INPUT RECORDS:
###

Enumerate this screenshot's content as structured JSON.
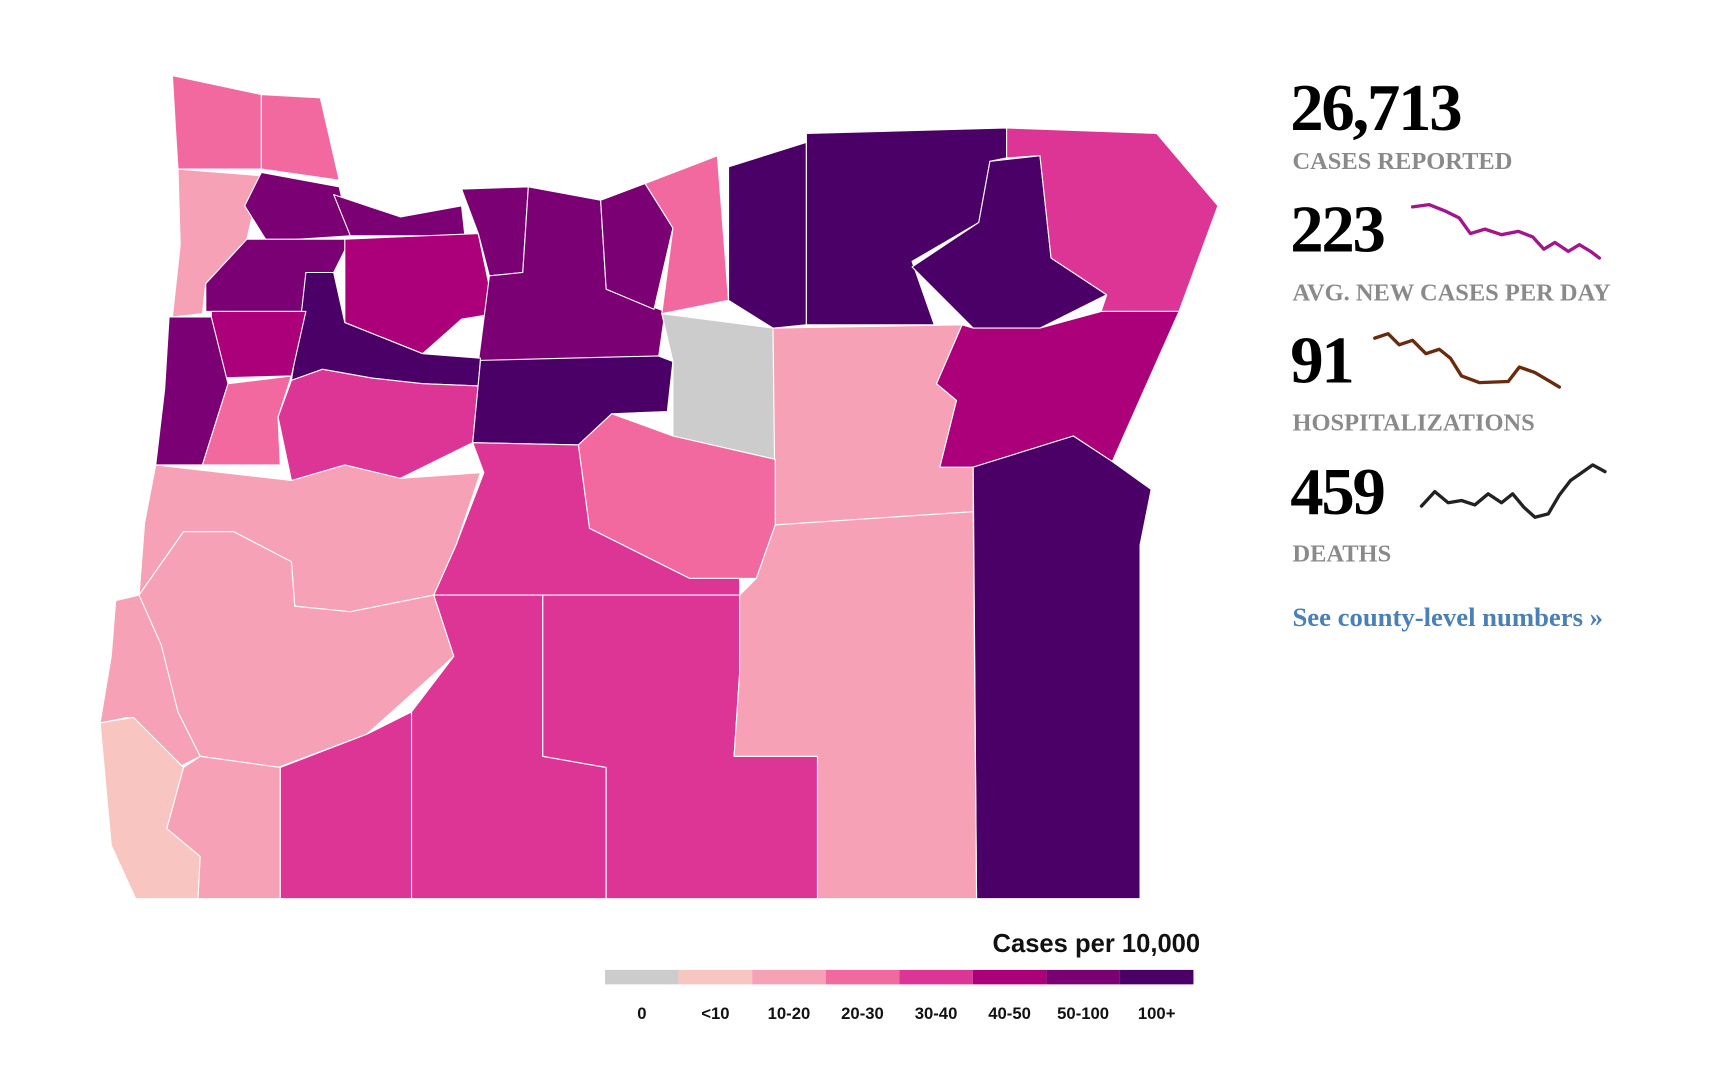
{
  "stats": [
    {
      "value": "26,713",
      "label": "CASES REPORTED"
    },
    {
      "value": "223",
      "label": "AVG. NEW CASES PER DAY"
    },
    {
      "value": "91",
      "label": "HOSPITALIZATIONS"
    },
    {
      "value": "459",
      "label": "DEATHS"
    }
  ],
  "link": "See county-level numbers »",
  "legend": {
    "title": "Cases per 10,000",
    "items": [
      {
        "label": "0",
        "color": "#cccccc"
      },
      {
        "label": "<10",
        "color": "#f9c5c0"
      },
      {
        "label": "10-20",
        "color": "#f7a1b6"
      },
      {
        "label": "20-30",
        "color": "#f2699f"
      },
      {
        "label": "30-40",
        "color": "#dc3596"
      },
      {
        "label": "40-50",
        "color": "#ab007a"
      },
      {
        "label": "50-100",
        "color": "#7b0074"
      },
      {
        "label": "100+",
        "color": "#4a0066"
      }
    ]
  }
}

###

Isolate the lines that hold the word "color" and copy all of them.

RESPONSE FOR THIS EXERCISE:
        "color": "#cccccc"
        "color": "#f9c5c0"
        "color": "#f7a1b6"
        "color": "#f2699f"
        "color": "#dc3596"
        "color": "#ab007a"
        "color": "#7b0074"
        "color": "#4a0066"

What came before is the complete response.